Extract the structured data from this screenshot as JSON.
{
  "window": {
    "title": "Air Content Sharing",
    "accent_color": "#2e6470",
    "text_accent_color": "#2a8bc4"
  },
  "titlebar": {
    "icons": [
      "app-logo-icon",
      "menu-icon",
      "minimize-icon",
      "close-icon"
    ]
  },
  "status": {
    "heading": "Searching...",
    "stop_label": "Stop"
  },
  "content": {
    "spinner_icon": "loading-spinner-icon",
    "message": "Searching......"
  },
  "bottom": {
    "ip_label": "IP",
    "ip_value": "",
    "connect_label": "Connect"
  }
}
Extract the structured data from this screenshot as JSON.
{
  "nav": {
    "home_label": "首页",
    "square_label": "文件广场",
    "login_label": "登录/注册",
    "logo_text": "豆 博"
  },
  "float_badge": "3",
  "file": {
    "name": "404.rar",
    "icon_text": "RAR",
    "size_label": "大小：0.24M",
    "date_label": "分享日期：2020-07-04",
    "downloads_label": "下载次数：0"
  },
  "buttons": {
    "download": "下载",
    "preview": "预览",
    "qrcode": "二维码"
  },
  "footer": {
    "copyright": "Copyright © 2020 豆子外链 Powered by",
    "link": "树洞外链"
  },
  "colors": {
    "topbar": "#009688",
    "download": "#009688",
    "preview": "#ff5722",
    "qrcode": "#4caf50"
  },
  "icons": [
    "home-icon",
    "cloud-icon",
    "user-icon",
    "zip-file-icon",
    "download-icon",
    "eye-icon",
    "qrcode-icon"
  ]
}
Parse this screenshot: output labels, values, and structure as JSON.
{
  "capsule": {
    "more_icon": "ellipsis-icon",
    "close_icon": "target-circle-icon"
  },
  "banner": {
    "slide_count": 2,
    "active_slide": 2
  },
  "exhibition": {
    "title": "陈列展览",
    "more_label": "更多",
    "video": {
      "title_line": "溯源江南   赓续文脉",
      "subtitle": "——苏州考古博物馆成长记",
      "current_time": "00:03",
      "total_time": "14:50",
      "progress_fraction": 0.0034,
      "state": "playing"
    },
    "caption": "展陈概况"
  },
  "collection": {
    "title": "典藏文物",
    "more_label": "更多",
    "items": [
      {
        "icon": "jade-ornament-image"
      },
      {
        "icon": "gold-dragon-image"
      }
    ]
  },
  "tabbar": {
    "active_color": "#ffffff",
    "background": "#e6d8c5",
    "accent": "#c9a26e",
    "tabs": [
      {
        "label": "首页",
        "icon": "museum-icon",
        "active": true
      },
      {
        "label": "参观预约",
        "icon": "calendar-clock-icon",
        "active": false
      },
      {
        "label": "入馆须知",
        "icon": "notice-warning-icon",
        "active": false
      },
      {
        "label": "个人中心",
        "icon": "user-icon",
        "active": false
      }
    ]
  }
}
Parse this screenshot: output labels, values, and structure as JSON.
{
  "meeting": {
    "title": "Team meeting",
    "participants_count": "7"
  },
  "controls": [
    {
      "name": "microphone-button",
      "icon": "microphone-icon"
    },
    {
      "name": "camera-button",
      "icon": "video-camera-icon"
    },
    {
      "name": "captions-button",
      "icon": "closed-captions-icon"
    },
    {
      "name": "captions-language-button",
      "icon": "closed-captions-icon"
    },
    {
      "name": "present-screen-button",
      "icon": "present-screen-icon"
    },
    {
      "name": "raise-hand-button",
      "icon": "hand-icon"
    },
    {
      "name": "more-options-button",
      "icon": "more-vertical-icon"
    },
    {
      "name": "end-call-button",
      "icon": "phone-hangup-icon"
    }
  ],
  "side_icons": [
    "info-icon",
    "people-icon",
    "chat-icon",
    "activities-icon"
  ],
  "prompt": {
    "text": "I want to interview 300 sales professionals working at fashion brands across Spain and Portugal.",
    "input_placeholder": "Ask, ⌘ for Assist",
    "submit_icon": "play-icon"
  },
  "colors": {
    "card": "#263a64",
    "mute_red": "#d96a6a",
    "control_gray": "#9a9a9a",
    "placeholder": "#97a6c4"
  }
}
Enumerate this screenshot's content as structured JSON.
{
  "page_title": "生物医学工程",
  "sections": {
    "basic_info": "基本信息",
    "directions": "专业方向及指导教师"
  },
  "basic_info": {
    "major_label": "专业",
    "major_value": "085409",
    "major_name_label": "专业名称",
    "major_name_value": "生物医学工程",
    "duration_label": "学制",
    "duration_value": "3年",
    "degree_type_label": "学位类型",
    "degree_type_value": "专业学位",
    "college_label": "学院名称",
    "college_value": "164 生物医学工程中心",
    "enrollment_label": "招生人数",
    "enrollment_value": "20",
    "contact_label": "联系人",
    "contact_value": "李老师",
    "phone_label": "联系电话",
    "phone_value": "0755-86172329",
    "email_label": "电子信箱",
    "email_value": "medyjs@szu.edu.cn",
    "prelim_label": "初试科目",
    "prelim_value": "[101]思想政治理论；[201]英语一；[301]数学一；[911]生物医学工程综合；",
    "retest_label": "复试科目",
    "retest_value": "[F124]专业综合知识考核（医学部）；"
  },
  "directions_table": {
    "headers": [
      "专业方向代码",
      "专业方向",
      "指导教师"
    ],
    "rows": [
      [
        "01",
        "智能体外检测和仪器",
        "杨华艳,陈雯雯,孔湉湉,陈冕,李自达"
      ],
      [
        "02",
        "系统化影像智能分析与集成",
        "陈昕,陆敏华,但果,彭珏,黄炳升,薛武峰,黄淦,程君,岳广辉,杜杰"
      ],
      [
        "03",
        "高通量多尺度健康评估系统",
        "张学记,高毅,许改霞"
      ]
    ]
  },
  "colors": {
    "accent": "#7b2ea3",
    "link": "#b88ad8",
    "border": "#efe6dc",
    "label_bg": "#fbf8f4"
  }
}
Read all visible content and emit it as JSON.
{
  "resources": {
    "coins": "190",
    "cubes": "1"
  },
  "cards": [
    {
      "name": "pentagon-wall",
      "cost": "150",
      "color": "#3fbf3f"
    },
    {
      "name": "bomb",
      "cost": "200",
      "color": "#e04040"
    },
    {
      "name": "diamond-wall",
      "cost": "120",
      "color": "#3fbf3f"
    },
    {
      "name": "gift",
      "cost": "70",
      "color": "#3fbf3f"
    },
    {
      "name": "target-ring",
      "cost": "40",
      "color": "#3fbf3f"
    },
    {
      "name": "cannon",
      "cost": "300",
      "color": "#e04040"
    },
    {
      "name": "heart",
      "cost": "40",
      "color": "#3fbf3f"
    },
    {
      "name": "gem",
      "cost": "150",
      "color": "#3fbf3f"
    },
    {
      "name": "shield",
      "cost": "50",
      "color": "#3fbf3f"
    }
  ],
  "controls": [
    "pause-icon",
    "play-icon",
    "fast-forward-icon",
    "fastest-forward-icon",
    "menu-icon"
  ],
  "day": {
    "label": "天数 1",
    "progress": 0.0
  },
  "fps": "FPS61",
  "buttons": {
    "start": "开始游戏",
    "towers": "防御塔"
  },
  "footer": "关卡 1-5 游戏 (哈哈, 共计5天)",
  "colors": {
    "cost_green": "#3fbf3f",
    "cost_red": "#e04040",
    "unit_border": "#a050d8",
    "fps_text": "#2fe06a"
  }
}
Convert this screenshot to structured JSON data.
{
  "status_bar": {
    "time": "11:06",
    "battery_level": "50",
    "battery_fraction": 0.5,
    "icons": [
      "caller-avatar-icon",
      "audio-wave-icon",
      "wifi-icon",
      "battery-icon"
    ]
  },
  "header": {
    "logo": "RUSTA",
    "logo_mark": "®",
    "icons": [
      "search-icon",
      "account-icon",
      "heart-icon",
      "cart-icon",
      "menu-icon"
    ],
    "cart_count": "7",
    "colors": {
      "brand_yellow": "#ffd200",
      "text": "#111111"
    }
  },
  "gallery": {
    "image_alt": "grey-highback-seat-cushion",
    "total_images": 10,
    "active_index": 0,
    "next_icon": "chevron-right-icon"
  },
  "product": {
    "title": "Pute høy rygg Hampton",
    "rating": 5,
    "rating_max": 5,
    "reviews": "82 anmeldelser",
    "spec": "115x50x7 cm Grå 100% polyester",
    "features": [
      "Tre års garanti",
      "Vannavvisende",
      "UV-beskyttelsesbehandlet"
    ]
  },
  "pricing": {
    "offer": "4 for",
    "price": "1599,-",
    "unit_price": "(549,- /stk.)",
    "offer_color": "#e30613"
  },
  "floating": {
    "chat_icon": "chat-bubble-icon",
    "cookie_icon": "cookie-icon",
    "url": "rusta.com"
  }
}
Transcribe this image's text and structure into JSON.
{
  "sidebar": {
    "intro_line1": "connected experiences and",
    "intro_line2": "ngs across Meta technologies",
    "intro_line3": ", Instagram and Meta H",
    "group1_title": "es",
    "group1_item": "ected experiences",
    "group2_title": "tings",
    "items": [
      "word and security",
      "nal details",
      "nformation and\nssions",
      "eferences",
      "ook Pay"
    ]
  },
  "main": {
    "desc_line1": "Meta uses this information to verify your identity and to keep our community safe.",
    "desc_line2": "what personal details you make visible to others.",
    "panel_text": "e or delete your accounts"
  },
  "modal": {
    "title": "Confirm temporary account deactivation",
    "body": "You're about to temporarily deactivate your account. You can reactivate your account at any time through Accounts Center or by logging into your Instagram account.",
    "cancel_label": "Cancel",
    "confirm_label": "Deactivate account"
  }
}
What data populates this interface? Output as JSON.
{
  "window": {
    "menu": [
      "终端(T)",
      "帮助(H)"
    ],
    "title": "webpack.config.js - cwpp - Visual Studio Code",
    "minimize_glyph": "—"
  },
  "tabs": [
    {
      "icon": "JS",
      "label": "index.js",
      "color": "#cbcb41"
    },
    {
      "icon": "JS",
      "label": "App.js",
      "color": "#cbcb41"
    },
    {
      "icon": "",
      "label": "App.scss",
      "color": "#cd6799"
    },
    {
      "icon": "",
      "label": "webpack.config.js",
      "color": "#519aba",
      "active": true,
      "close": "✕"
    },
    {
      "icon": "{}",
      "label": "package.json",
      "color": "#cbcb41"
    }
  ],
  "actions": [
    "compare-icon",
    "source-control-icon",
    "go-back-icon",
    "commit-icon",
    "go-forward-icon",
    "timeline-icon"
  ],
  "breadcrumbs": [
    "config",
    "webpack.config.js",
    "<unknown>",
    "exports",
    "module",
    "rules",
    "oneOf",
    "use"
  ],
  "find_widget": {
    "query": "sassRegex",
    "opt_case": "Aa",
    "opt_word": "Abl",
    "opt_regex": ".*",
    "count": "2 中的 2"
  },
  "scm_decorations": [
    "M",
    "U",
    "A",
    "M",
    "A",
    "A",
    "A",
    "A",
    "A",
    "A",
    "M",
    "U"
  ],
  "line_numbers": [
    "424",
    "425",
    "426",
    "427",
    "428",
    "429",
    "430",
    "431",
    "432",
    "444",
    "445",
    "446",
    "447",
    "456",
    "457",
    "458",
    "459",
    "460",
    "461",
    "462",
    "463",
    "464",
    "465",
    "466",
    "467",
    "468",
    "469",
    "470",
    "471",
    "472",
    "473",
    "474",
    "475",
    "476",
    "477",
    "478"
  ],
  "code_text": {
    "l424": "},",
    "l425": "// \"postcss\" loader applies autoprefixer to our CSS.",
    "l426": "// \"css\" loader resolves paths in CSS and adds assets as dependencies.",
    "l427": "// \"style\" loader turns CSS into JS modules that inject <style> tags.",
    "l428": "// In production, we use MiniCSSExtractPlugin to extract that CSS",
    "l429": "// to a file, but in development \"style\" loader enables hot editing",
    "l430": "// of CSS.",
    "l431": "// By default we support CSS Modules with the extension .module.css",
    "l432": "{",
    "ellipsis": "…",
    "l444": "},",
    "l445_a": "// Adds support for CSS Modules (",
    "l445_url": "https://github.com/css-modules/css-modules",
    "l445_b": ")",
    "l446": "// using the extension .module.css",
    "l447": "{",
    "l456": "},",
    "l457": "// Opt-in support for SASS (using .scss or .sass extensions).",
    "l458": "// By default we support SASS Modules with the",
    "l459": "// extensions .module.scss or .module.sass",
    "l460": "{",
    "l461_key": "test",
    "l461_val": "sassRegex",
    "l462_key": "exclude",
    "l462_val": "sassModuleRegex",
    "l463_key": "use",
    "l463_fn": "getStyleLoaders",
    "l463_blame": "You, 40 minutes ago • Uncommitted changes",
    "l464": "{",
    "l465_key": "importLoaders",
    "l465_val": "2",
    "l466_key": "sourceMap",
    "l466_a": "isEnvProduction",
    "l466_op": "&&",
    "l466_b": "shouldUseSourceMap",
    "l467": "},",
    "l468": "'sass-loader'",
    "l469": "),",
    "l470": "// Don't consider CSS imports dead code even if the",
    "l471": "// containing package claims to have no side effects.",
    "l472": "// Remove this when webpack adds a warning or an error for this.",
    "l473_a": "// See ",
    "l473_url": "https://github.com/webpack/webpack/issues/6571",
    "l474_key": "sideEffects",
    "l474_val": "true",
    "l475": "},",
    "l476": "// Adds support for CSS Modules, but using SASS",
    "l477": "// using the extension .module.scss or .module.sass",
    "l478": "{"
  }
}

++++++++

The exercise:
Say how many lines include the word "this"; reply with the number alone.

Finished exercise:
10